* SET TASK: Omit every image, and transcribe the remaining entries exactly as given.

* LISTING:
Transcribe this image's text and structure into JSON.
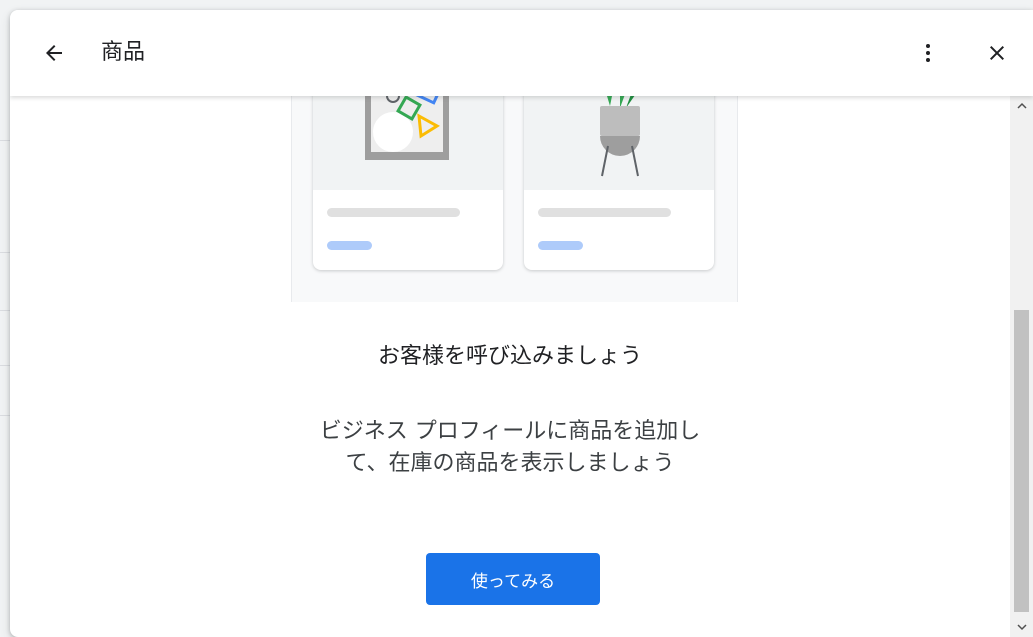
{
  "header": {
    "title": "商品",
    "back_icon": "arrow-back-icon",
    "menu_icon": "more-vert-icon",
    "close_icon": "close-icon"
  },
  "illustration": {
    "card_left_image": "abstract-shapes-picture",
    "card_right_image": "potted-plant"
  },
  "main": {
    "headline": "お客様を呼び込みましょう",
    "body_line1": "ビジネス プロフィールに商品を追加し",
    "body_line2": "て、在庫の商品を表示しましょう",
    "cta_label": "使ってみる"
  },
  "colors": {
    "accent": "#1a73e8",
    "placeholder_blue": "#aecbfa",
    "placeholder_grey": "#e0e0e0"
  }
}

* TASK OUTPUT:
Transcribe this image's text and structure into JSON.
{
  "header": {
    "title": "商品",
    "back_icon": "arrow-back-icon",
    "menu_icon": "more-vert-icon",
    "close_icon": "close-icon"
  },
  "illustration": {
    "card_left_image": "abstract-shapes-picture",
    "card_right_image": "potted-plant"
  },
  "main": {
    "headline": "お客様を呼び込みましょう",
    "body_line1": "ビジネス プロフィールに商品を追加し",
    "body_line2": "て、在庫の商品を表示しましょう",
    "cta_label": "使ってみる"
  },
  "colors": {
    "accent": "#1a73e8",
    "placeholder_blue": "#aecbfa",
    "placeholder_grey": "#e0e0e0"
  }
}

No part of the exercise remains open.